Exercise brief:
Exactly as they appear, output all of the entries.

Some records:
^^^^^^^^^^^^^^^^

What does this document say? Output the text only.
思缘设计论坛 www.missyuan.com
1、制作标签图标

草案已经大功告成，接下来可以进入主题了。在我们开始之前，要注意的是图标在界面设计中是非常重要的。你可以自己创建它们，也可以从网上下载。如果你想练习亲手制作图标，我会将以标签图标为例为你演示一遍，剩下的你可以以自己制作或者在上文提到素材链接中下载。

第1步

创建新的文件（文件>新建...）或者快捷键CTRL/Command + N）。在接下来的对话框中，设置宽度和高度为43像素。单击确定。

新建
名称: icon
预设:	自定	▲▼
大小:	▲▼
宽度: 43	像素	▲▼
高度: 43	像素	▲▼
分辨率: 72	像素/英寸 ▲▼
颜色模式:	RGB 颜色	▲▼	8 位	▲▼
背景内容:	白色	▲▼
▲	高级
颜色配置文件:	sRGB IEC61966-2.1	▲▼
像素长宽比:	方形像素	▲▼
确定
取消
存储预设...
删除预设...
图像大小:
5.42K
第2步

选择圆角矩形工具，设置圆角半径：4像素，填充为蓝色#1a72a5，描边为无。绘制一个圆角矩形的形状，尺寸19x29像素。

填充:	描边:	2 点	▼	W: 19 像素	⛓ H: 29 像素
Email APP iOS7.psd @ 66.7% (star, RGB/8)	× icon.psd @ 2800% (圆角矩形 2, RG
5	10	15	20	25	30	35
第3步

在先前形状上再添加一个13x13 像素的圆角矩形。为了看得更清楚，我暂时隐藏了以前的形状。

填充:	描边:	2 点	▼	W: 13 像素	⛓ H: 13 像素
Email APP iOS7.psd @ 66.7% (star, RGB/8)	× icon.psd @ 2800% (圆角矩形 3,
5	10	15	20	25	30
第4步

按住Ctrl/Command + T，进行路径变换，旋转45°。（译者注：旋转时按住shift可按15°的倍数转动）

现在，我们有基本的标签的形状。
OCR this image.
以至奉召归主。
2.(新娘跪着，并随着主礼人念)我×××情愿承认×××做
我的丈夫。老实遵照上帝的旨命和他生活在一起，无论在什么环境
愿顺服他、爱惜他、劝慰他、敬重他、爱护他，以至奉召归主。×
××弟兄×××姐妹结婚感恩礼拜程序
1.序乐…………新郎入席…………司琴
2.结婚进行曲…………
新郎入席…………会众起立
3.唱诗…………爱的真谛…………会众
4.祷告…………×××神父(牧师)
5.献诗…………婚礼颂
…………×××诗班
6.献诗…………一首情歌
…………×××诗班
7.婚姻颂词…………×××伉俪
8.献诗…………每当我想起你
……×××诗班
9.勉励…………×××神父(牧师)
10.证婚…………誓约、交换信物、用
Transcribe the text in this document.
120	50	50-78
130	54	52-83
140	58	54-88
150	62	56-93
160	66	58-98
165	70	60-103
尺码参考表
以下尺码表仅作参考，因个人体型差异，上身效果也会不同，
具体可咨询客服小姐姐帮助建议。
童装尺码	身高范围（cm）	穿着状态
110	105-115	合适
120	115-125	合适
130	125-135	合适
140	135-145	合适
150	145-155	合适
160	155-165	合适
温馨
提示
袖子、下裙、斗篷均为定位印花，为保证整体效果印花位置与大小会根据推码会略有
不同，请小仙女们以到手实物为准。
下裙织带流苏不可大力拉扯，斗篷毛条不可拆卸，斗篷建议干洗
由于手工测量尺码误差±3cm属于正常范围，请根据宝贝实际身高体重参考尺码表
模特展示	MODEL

^^^^^^^^^^^^^^^^

Solution for this task:
What does this document say? Output the text only.
思缘设计论坛 www.missyuan.com
1、制作标签图标

草案已经大功告成，接下来可以进入主题了。在我们开始之前，要注意的是图标在界面设计中是非常重要的。你可以自己创建它们，也可以从网上下载。如果你想练习亲手制作图标，我会将以标签图标为例为你演示一遍，剩下的你可以以自己制作或者在上文提到素材链接中下载。

第1步

创建新的文件（文件>新建...）或者快捷键CTRL/Command + N）。在接下来的对话框中，设置宽度和高度为43像素。单击确定。

新建
名称: icon
预设:	自定	▲▼
大小:	▲▼
宽度: 43	像素	▲▼
高度: 43	像素	▲▼
分辨率: 72	像素/英寸 ▲▼
颜色模式:	RGB 颜色	▲▼	8 位	▲▼
背景内容:	白色	▲▼
▲	高级
颜色配置文件:	sRGB IEC61966-2.1	▲▼
像素长宽比:	方形像素	▲▼
确定
取消
存储预设...
删除预设...
图像大小:
5.42K
第2步

选择圆角矩形工具，设置圆角半径：4像素，填充为蓝色#1a72a5，描边为无。绘制一个圆角矩形的形状，尺寸19x29像素。

填充:	描边:	2 点	▼	W: 19 像素	⛓ H: 29 像素
Email APP iOS7.psd @ 66.7% (star, RGB/8)	× icon.psd @ 2800% (圆角矩形 2, RG
5	10	15	20	25	30	35
第3步

在先前形状上再添加一个13x13 像素的圆角矩形。为了看得更清楚，我暂时隐藏了以前的形状。

填充:	描边:	2 点	▼	W: 13 像素	⛓ H: 13 像素
Email APP iOS7.psd @ 66.7% (star, RGB/8)	× icon.psd @ 2800% (圆角矩形 3,
5	10	15	20	25	30
第4步

按住Ctrl/Command + T，进行路径变换，旋转45°。（译者注：旋转时按住shift可按15°的倍数转动）

现在，我们有基本的标签的形状。
OCR this image.
以至奉召归主。
2.(新娘跪着，并随着主礼人念)我×××情愿承认×××做
我的丈夫。老实遵照上帝的旨命和他生活在一起，无论在什么环境
愿顺服他、爱惜他、劝慰他、敬重他、爱护他，以至奉召归主。×
××弟兄×××姐妹结婚感恩礼拜程序
1.序乐…………新郎入席…………司琴
2.结婚进行曲…………
新郎入席…………会众起立
3.唱诗…………爱的真谛…………会众
4.祷告…………×××神父(牧师)
5.献诗…………婚礼颂
…………×××诗班
6.献诗…………一首情歌
…………×××诗班
7.婚姻颂词…………×××伉俪
8.献诗…………每当我想起你
……×××诗班
9.勉励…………×××神父(牧师)
10.证婚…………誓约、交换信物、用
Transcribe the text in this document.
120	50	50-78
130	54	52-83
140	58	54-88
150	62	56-93
160	66	58-98
165	70	60-103
尺码参考表
以下尺码表仅作参考，因个人体型差异，上身效果也会不同，
具体可咨询客服小姐姐帮助建议。
童装尺码	身高范围（cm）	穿着状态
110	105-115	合适
120	115-125	合适
130	125-135	合适
140	135-145	合适
150	145-155	合适
160	155-165	合适
温馨
提示
袖子、下裙、斗篷均为定位印花，为保证整体效果印花位置与大小会根据推码会略有
不同，请小仙女们以到手实物为准。
下裙织带流苏不可大力拉扯，斗篷毛条不可拆卸，斗篷建议干洗
由于手工测量尺码误差±3cm属于正常范围，请根据宝贝实际身高体重参考尺码表
模特展示	MODEL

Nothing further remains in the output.